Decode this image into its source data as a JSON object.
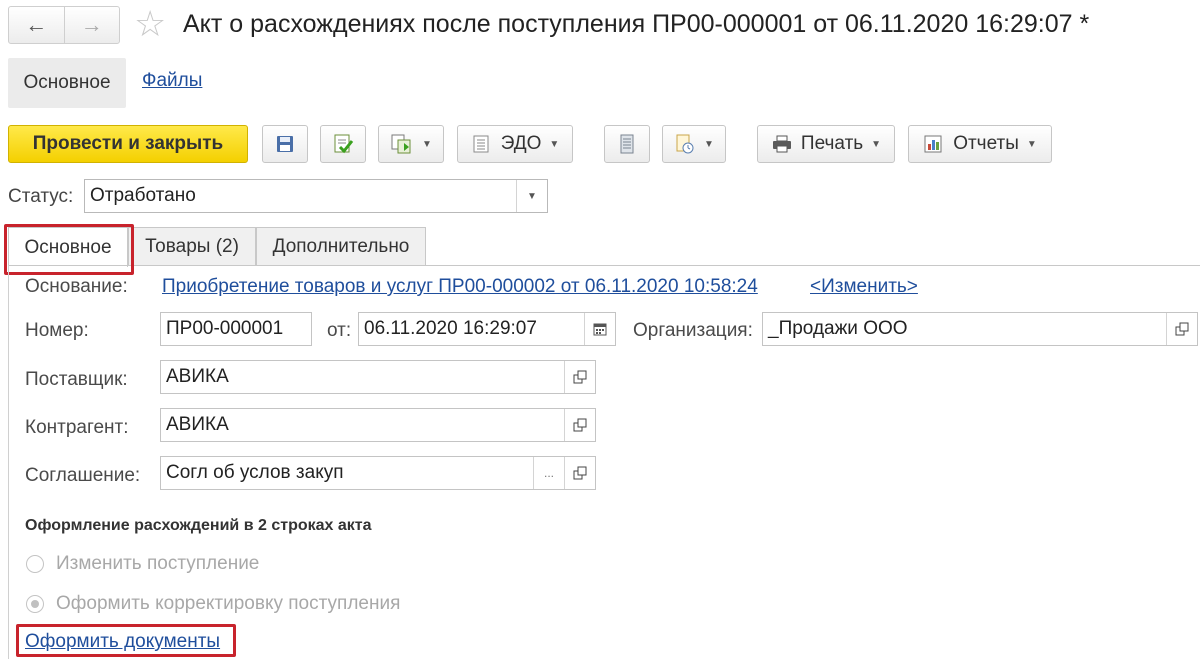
{
  "window": {
    "title": "Акт о расхождениях после поступления ПР00-000001 от 06.11.2020 16:29:07 *",
    "back_icon": "arrow-left",
    "forward_icon": "arrow-right",
    "favorite_icon": "star"
  },
  "section_nav": {
    "main": "Основное",
    "files": "Файлы"
  },
  "toolbar": {
    "post_close": "Провести и закрыть",
    "edo": "ЭДО",
    "print": "Печать",
    "reports": "Отчеты"
  },
  "status": {
    "label": "Статус:",
    "value": "Отработано"
  },
  "tabs": [
    {
      "label": "Основное"
    },
    {
      "label": "Товары (2)"
    },
    {
      "label": "Дополнительно"
    }
  ],
  "form": {
    "basis_label": "Основание:",
    "basis_link": "Приобретение товаров и услуг ПР00-000002 от 06.11.2020 10:58:24",
    "change_link": "<Изменить>",
    "number_label": "Номер:",
    "number_value": "ПР00-000001",
    "date_label": "от:",
    "date_value": "06.11.2020 16:29:07",
    "org_label": "Организация:",
    "org_value": "_Продажи ООО",
    "supplier_label": "Поставщик:",
    "supplier_value": "АВИКА",
    "counterparty_label": "Контрагент:",
    "counterparty_value": "АВИКА",
    "agreement_label": "Соглашение:",
    "agreement_value": "Согл об услов закуп",
    "ellipsis": "..."
  },
  "discrepancy": {
    "heading": "Оформление расхождений в 2 строках акта",
    "option_change": "Изменить поступление",
    "option_correct": "Оформить корректировку поступления",
    "selected": "option_correct",
    "create_docs_link": "Оформить документы"
  },
  "colors": {
    "primary_button": "#f4d000",
    "link": "#1f4e9c",
    "highlight_box": "#c8232c"
  }
}
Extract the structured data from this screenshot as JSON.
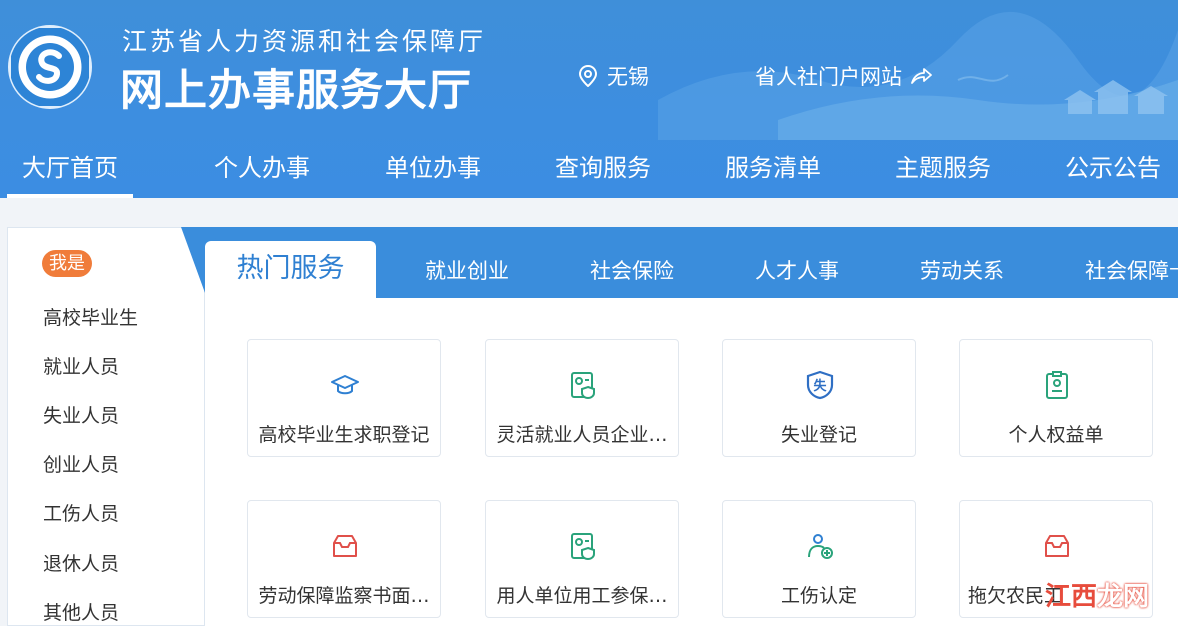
{
  "header": {
    "org_name": "江苏省人力资源和社会保障厅",
    "hall_name": "网上办事服务大厅",
    "location": "无锡",
    "portal_link": "省人社门户网站",
    "colors": {
      "header_blue": "#3d8ee0",
      "accent_orange": "#f07c3a"
    }
  },
  "nav": {
    "items": [
      {
        "label": "大厅首页",
        "active": true
      },
      {
        "label": "个人办事"
      },
      {
        "label": "单位办事"
      },
      {
        "label": "查询服务"
      },
      {
        "label": "服务清单"
      },
      {
        "label": "主题服务"
      },
      {
        "label": "公示公告"
      }
    ]
  },
  "sidebar": {
    "badge": "我是",
    "roles": [
      "高校毕业生",
      "就业人员",
      "失业人员",
      "创业人员",
      "工伤人员",
      "退休人员",
      "其他人员"
    ]
  },
  "services": {
    "tabs": [
      {
        "label": "热门服务",
        "active": true
      },
      {
        "label": "就业创业"
      },
      {
        "label": "社会保险"
      },
      {
        "label": "人才人事"
      },
      {
        "label": "劳动关系"
      },
      {
        "label": "社会保障卡"
      }
    ],
    "cards": [
      {
        "label": "高校毕业生求职登记",
        "icon": "graduation-cap-icon"
      },
      {
        "label": "灵活就业人员企业…",
        "icon": "id-card-shield-icon"
      },
      {
        "label": "失业登记",
        "icon": "unemployment-shield-icon"
      },
      {
        "label": "个人权益单",
        "icon": "clipboard-person-icon"
      },
      {
        "label": "劳动保障监察书面…",
        "icon": "inbox-tray-icon"
      },
      {
        "label": "用人单位用工参保…",
        "icon": "id-card-shield-icon"
      },
      {
        "label": "工伤认定",
        "icon": "injured-person-icon"
      },
      {
        "label": "拖欠农民工",
        "icon": "inbox-tray-icon"
      }
    ]
  },
  "watermark": {
    "text_a": "江西",
    "text_b": "龙网"
  }
}
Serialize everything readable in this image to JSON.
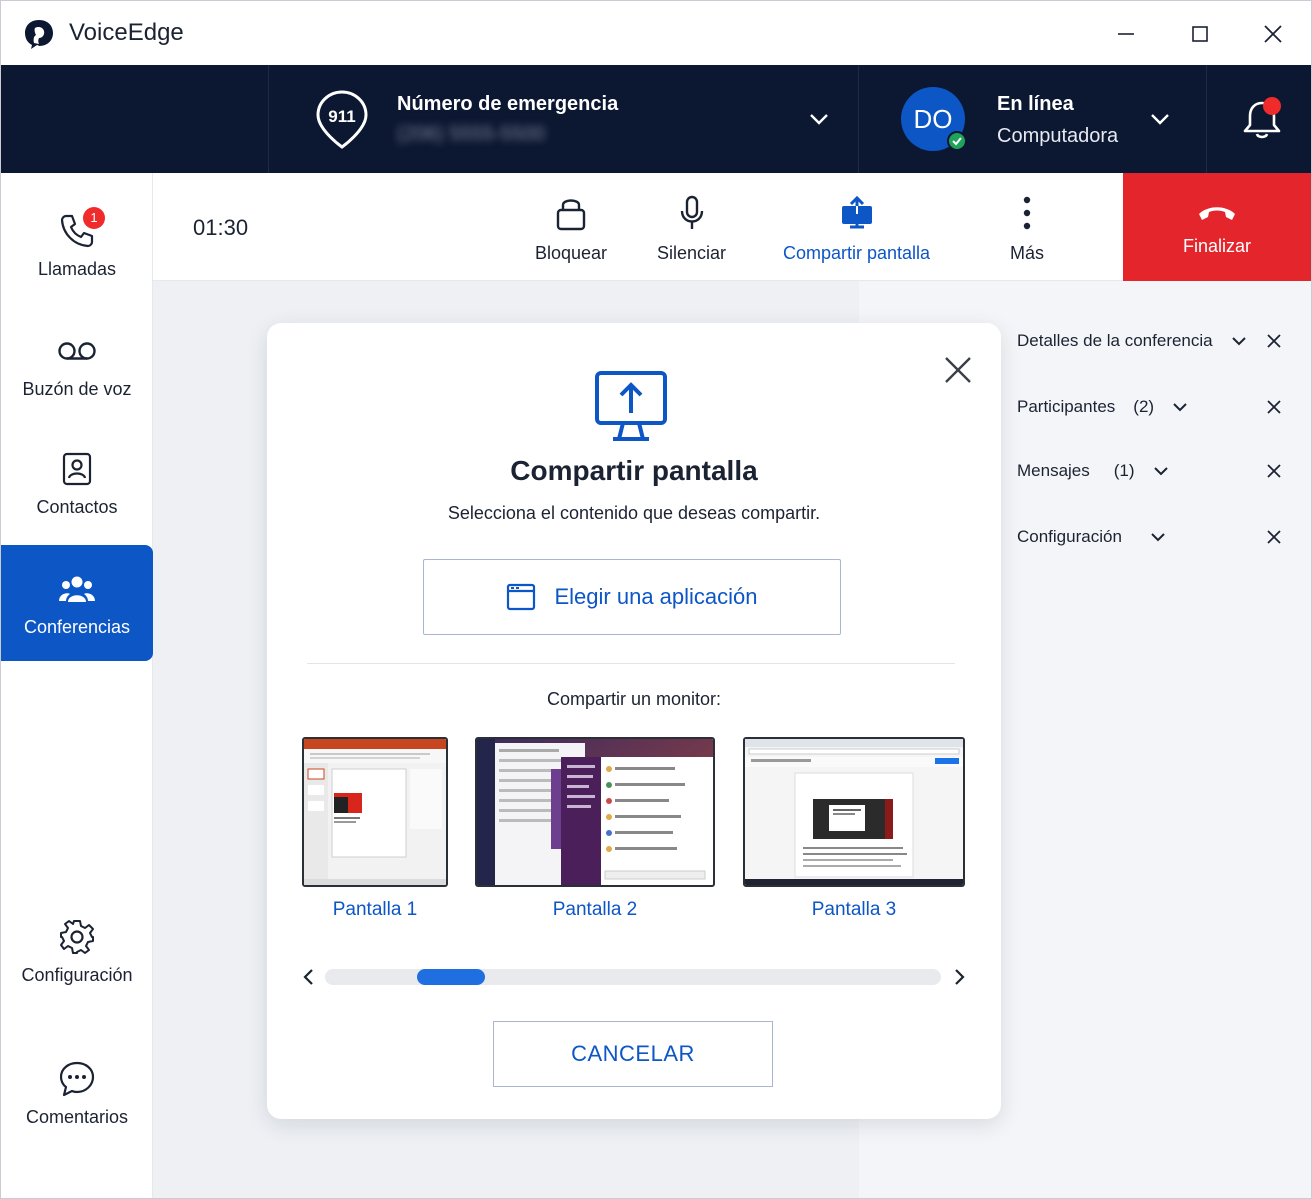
{
  "app": {
    "title": "VoiceEdge",
    "window_controls": [
      "minimize-icon",
      "maximize-icon",
      "close-icon"
    ]
  },
  "header": {
    "emergency": {
      "badge": "911",
      "title": "Número de emergencia",
      "number": "(206) 5555-5500"
    },
    "presence": {
      "initials": "DO",
      "status": "En línea",
      "device": "Computadora"
    },
    "notifications": {
      "has_unread": true
    }
  },
  "sidebar": {
    "items": [
      {
        "label": "Llamadas",
        "icon": "phone-icon",
        "badge": "1"
      },
      {
        "label": "Buzón de voz",
        "icon": "voicemail-icon"
      },
      {
        "label": "Contactos",
        "icon": "contact-card-icon"
      },
      {
        "label": "Conferencias",
        "icon": "group-icon",
        "active": true
      },
      {
        "label": "Configuración",
        "icon": "gear-icon"
      },
      {
        "label": "Comentarios",
        "icon": "chat-bubble-icon"
      }
    ]
  },
  "toolbar": {
    "timer": "01:30",
    "actions": [
      {
        "label": "Bloquear",
        "icon": "lock-icon"
      },
      {
        "label": "Silenciar",
        "icon": "microphone-icon"
      },
      {
        "label": "Compartir pantalla",
        "icon": "share-screen-icon",
        "active": true
      },
      {
        "label": "Más",
        "icon": "more-vertical-icon"
      }
    ],
    "end_call": {
      "label": "Finalizar",
      "icon": "hangup-icon"
    }
  },
  "right_panel": {
    "items": [
      {
        "label": "Detalles de la conferencia",
        "count": ""
      },
      {
        "label": "Participantes",
        "count": "(2)"
      },
      {
        "label": "Mensajes",
        "count": "(1)"
      },
      {
        "label": "Configuración",
        "count": ""
      }
    ]
  },
  "modal": {
    "title": "Compartir pantalla",
    "subtitle": "Selecciona el contenido que deseas compartir.",
    "choose_app_label": "Elegir una aplicación",
    "monitor_label": "Compartir un monitor:",
    "monitors": [
      {
        "label": "Pantalla 1"
      },
      {
        "label": "Pantalla 2"
      },
      {
        "label": "Pantalla 3"
      }
    ],
    "cancel_label": "CANCELAR"
  },
  "colors": {
    "accent": "#0d56c6",
    "header_bg": "#0c1731",
    "end_call": "#e4252b",
    "badge": "#ef2b2b",
    "online": "#1fa35a"
  }
}
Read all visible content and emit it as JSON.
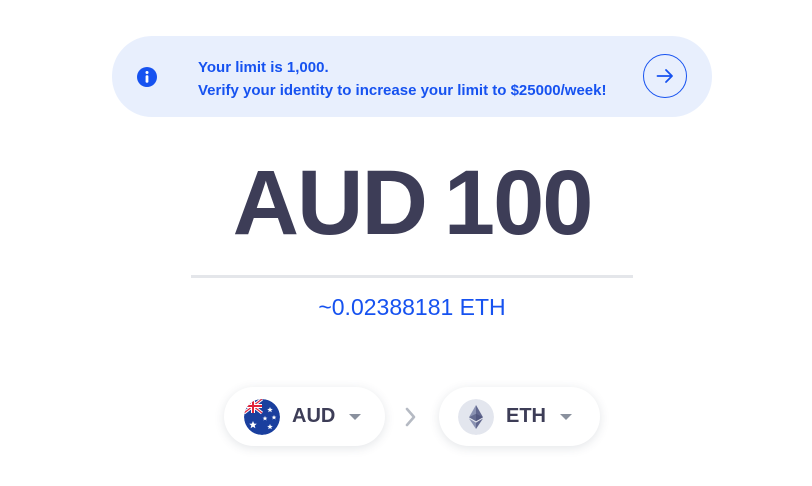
{
  "banner": {
    "line1": "Your limit is 1,000.",
    "line2": "Verify your identity to increase your limit to $25000/week!",
    "icons": {
      "info": "info-icon",
      "action": "arrow-right-icon"
    },
    "colors": {
      "background": "#e8effd",
      "accent": "#1652f0"
    }
  },
  "amount": {
    "currency": "AUD",
    "value": "100"
  },
  "converted": {
    "text": "~0.02388181 ETH"
  },
  "selector": {
    "from": {
      "code": "AUD",
      "icon": "australia-flag-icon"
    },
    "to": {
      "code": "ETH",
      "icon": "ethereum-icon"
    },
    "separator_icon": "chevron-right-icon"
  },
  "colors": {
    "text_dark": "#3d3d57",
    "accent": "#1652f0",
    "divider": "#e4e6ea"
  }
}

- WORK TO DO -
From the listing above, collect every line that mentions the word "Изменить".

- WORKED SOLUTION -
    "change_link": "<Изменить>",
    "option_change": "Изменить поступление",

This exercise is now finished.